### Excerpted records

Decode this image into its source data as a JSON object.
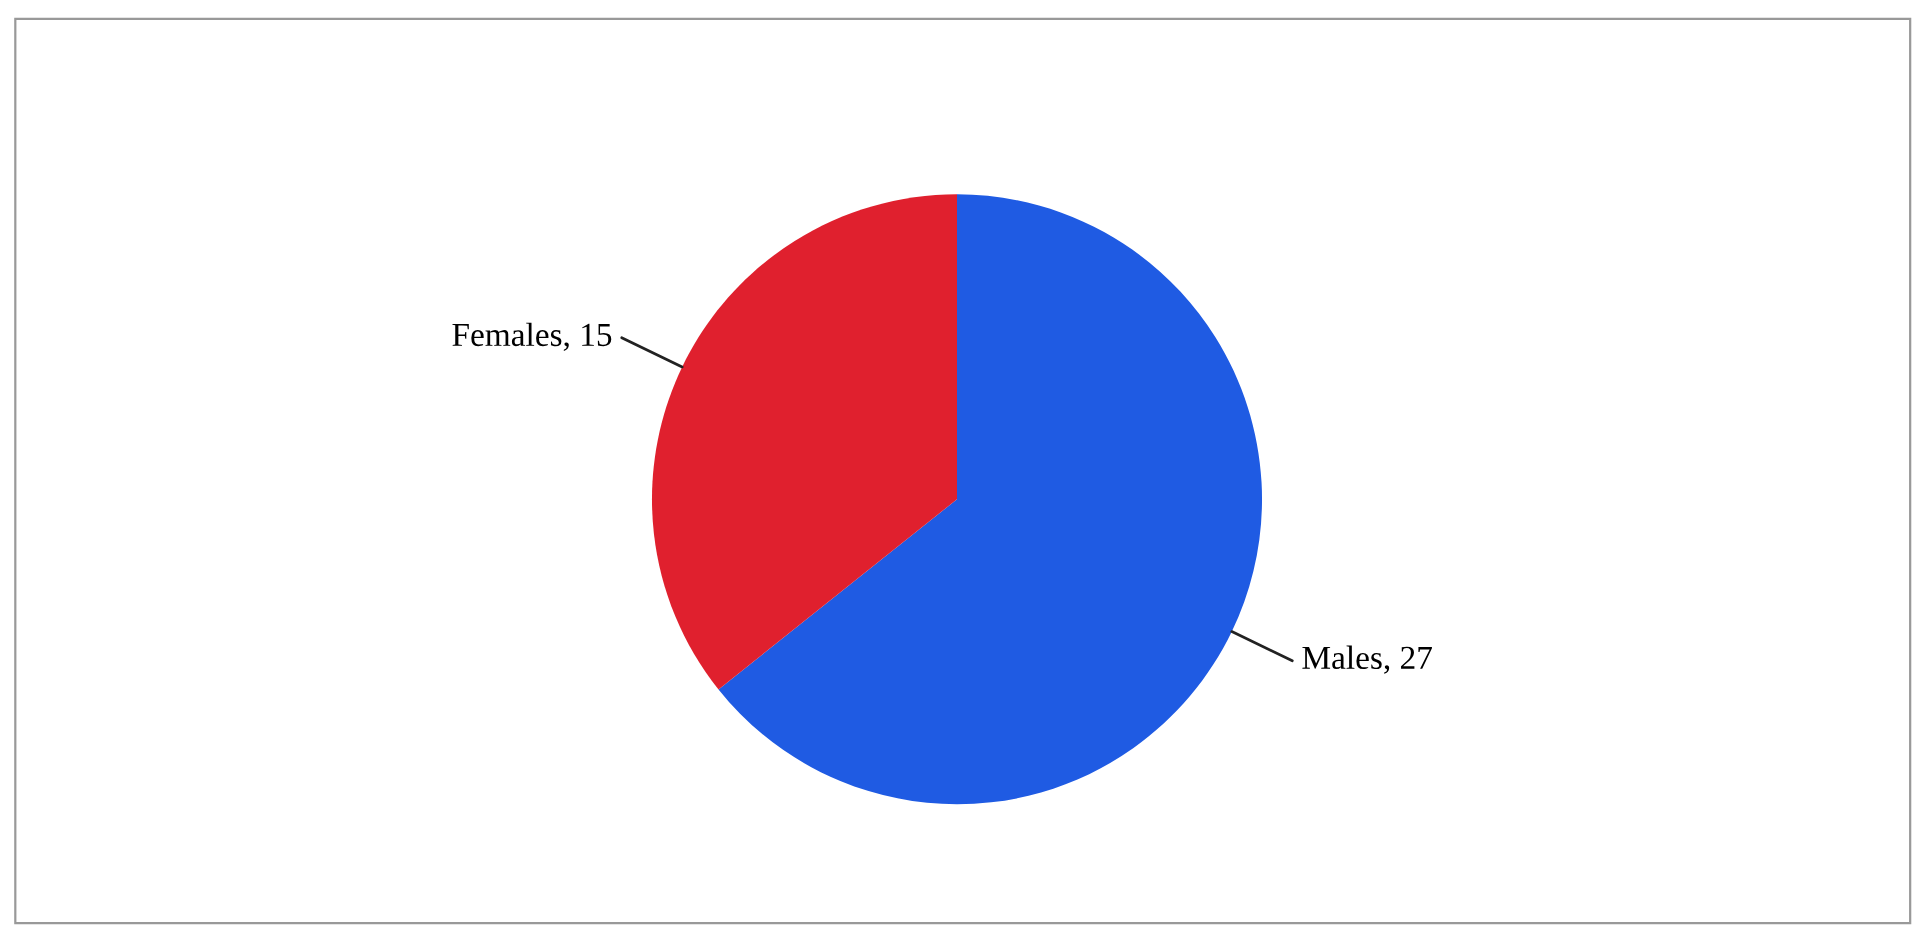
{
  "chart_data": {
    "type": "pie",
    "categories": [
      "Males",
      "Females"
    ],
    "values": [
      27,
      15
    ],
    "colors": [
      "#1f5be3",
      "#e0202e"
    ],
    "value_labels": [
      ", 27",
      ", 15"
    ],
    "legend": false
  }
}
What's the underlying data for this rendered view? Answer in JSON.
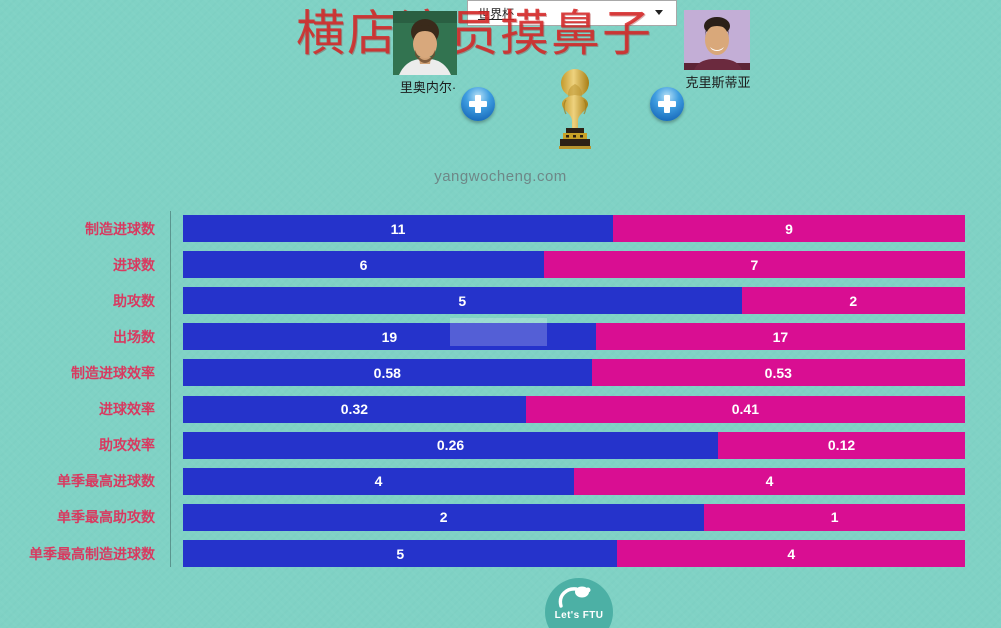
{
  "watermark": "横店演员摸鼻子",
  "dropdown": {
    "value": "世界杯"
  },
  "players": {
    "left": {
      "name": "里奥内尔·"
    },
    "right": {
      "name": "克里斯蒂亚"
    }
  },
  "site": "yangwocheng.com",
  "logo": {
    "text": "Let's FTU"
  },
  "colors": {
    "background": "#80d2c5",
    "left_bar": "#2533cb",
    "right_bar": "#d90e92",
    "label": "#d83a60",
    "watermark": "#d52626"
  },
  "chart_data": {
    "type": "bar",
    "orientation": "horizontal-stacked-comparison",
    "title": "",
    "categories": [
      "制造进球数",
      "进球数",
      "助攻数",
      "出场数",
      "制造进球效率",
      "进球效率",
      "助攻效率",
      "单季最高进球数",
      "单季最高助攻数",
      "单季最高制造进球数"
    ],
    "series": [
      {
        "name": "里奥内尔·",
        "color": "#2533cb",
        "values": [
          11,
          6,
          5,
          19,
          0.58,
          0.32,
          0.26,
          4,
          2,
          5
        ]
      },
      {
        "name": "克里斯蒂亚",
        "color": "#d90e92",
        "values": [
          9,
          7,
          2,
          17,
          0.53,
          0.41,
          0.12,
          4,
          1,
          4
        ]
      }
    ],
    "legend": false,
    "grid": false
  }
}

### Task to carry out
Pictures are excluded; copy all other data exactly as shown.

### Answer for this exercise
Decode this image into its source data as a JSON object.
{
  "chart_data": {
    "type": "pie",
    "categories": [
      "Males",
      "Females"
    ],
    "values": [
      27,
      15
    ],
    "colors": [
      "#1f5be3",
      "#e0202e"
    ],
    "value_labels": [
      ", 27",
      ", 15"
    ],
    "legend": false
  }
}
What's the underlying data for this rendered view? Answer in JSON.
{
  "watermark": "横店演员摸鼻子",
  "dropdown": {
    "value": "世界杯"
  },
  "players": {
    "left": {
      "name": "里奥内尔·"
    },
    "right": {
      "name": "克里斯蒂亚"
    }
  },
  "site": "yangwocheng.com",
  "logo": {
    "text": "Let's FTU"
  },
  "colors": {
    "background": "#80d2c5",
    "left_bar": "#2533cb",
    "right_bar": "#d90e92",
    "label": "#d83a60",
    "watermark": "#d52626"
  },
  "chart_data": {
    "type": "bar",
    "orientation": "horizontal-stacked-comparison",
    "title": "",
    "categories": [
      "制造进球数",
      "进球数",
      "助攻数",
      "出场数",
      "制造进球效率",
      "进球效率",
      "助攻效率",
      "单季最高进球数",
      "单季最高助攻数",
      "单季最高制造进球数"
    ],
    "series": [
      {
        "name": "里奥内尔·",
        "color": "#2533cb",
        "values": [
          11,
          6,
          5,
          19,
          0.58,
          0.32,
          0.26,
          4,
          2,
          5
        ]
      },
      {
        "name": "克里斯蒂亚",
        "color": "#d90e92",
        "values": [
          9,
          7,
          2,
          17,
          0.53,
          0.41,
          0.12,
          4,
          1,
          4
        ]
      }
    ],
    "legend": false,
    "grid": false
  }
}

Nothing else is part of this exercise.